**Available records**
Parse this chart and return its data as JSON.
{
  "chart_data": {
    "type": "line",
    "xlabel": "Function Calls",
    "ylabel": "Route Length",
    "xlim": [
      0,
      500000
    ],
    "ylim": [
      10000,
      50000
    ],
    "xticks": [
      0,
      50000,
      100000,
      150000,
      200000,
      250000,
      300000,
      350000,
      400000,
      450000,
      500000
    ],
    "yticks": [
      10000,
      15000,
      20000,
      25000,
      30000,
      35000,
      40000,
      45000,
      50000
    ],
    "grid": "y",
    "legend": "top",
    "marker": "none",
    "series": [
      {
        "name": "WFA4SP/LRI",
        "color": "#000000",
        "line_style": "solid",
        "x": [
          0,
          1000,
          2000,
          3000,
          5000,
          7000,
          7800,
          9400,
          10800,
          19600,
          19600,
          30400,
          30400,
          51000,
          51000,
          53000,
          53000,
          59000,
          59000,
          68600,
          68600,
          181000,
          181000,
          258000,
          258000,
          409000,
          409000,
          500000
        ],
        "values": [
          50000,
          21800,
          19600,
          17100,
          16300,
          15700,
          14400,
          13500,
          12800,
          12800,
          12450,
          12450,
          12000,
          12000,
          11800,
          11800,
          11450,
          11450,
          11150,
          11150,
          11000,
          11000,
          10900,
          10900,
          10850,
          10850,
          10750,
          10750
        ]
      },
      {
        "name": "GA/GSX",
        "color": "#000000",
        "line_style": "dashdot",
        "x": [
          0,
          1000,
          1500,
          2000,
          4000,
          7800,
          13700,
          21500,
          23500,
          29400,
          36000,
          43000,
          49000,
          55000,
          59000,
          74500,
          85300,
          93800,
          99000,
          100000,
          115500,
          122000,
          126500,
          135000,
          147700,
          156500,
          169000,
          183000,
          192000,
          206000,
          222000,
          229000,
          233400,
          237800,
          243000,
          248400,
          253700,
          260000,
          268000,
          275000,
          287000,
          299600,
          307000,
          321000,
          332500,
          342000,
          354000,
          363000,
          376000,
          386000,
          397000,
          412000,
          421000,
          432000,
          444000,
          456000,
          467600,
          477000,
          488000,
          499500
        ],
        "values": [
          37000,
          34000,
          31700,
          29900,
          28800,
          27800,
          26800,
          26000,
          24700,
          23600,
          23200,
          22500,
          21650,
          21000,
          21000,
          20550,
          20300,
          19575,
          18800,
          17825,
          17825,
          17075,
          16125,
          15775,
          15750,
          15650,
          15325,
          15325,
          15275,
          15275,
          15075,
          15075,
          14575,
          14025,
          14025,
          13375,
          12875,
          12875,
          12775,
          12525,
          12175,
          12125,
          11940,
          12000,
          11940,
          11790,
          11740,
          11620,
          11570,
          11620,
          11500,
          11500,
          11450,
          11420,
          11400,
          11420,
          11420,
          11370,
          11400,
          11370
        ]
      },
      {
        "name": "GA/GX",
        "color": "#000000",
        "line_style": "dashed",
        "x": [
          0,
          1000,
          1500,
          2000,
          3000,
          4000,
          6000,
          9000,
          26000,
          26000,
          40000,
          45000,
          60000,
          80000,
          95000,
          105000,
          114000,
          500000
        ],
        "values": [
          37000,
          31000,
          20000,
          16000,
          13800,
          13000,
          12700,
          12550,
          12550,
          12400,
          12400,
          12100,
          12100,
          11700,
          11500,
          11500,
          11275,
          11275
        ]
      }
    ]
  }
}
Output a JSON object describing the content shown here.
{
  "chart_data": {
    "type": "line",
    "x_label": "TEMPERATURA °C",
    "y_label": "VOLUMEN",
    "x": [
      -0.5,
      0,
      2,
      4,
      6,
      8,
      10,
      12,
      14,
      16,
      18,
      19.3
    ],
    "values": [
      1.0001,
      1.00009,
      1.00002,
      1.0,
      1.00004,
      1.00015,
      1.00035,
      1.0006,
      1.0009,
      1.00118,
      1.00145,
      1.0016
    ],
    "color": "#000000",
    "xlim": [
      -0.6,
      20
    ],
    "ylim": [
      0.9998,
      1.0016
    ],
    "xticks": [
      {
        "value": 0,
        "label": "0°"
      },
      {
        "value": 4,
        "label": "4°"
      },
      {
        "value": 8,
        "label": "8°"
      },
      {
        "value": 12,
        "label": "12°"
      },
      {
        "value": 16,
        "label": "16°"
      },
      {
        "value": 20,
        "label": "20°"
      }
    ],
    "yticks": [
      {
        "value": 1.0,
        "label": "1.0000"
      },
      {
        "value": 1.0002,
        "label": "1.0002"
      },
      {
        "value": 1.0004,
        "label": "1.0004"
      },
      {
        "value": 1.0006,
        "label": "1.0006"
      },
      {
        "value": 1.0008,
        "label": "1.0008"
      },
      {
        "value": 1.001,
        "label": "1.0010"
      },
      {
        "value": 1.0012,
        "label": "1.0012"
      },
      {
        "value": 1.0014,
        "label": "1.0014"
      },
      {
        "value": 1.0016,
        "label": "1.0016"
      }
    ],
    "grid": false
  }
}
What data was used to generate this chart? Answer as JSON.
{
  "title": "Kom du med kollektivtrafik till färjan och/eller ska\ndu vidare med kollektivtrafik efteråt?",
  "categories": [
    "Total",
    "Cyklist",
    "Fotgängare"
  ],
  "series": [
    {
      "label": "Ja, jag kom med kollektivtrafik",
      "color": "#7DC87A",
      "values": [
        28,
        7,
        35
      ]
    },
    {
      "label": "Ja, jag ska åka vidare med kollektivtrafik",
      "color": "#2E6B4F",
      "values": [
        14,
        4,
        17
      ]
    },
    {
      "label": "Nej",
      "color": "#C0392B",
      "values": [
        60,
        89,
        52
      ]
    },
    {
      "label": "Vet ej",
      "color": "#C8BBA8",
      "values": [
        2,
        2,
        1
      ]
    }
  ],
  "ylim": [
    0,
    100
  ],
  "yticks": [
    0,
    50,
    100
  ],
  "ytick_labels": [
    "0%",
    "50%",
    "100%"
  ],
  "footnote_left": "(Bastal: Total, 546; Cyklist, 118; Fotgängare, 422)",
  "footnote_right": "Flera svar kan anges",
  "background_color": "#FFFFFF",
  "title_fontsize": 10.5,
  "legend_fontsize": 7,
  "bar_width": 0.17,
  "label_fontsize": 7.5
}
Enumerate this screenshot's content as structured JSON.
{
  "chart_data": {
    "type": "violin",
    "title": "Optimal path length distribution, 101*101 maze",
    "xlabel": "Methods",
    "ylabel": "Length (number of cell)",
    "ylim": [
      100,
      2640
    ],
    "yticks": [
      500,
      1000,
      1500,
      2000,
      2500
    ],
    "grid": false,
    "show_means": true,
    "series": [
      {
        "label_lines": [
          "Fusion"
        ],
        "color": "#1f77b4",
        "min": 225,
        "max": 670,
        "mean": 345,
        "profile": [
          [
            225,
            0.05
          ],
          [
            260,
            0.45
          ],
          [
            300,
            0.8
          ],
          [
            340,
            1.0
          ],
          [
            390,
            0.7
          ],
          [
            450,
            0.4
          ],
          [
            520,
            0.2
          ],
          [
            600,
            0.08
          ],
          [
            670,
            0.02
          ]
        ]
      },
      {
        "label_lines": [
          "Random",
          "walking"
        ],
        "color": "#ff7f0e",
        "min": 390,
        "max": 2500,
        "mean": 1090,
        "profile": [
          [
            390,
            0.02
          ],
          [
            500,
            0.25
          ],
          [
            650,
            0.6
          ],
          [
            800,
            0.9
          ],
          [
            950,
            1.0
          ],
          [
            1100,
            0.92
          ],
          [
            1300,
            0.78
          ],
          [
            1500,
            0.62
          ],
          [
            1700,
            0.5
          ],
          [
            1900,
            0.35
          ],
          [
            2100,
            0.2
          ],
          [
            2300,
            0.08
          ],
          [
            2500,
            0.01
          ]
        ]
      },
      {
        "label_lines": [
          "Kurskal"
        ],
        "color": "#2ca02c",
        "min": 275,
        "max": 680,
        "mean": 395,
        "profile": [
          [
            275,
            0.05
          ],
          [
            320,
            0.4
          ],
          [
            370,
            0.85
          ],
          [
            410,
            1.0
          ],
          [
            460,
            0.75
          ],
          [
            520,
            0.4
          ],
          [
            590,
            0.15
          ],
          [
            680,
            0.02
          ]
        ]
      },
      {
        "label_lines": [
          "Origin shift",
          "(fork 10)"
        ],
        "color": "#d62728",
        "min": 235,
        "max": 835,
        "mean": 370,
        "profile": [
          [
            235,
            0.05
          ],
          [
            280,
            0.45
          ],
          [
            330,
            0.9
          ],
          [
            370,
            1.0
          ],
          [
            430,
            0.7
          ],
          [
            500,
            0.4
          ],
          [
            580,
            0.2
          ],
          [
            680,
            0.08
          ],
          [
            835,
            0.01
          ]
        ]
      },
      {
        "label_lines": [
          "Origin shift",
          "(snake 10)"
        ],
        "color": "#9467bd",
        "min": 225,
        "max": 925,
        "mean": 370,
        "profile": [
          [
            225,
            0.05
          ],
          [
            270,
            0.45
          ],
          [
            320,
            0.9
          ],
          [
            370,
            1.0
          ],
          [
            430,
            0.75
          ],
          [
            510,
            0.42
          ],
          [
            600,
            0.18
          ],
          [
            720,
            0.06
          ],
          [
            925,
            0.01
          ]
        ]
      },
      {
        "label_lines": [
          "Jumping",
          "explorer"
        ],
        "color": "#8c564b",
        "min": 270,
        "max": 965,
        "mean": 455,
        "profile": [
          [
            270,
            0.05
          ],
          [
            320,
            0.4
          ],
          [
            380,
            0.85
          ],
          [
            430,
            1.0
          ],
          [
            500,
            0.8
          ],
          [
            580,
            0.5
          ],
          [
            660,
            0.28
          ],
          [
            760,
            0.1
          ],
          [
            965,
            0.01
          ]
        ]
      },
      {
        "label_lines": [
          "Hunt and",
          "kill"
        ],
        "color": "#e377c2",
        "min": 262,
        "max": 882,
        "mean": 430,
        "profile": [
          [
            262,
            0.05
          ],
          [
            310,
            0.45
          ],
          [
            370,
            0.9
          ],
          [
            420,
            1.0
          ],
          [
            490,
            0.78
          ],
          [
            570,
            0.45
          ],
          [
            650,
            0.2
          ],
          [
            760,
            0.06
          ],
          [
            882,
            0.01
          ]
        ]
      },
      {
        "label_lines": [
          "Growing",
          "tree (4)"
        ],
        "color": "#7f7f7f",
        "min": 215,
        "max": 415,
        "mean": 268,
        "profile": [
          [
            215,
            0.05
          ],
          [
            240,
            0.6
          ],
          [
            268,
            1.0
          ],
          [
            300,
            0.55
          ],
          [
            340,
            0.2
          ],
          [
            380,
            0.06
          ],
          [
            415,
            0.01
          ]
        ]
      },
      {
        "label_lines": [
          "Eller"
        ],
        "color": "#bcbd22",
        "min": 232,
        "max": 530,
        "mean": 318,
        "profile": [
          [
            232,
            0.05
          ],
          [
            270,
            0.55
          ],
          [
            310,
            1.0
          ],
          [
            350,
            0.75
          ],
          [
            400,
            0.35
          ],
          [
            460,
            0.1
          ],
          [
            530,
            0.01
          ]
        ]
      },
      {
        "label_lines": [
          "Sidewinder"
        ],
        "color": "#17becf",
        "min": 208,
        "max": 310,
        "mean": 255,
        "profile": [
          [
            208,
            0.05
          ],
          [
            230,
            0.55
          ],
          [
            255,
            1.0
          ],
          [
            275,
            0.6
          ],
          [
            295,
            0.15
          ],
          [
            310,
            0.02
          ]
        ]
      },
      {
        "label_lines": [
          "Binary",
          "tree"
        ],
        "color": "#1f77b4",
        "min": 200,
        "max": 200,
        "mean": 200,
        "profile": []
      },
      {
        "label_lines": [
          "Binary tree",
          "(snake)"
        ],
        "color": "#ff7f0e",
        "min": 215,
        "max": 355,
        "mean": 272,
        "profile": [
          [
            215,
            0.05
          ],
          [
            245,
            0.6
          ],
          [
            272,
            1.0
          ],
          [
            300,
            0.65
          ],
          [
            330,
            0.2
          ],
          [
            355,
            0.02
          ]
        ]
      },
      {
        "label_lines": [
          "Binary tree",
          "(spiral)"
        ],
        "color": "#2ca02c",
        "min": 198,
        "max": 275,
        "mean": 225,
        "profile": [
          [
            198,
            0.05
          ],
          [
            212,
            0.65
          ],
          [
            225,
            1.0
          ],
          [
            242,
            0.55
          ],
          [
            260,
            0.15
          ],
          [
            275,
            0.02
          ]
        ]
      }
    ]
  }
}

**Goal of the exercise**
Search the entries for the word "this" and gather every line where it appears.

**Expected answer**
Parse this chart and return its data as JSON.
What data was used to generate this chart? Answer as JSON.
Enumerate this screenshot's content as structured JSON.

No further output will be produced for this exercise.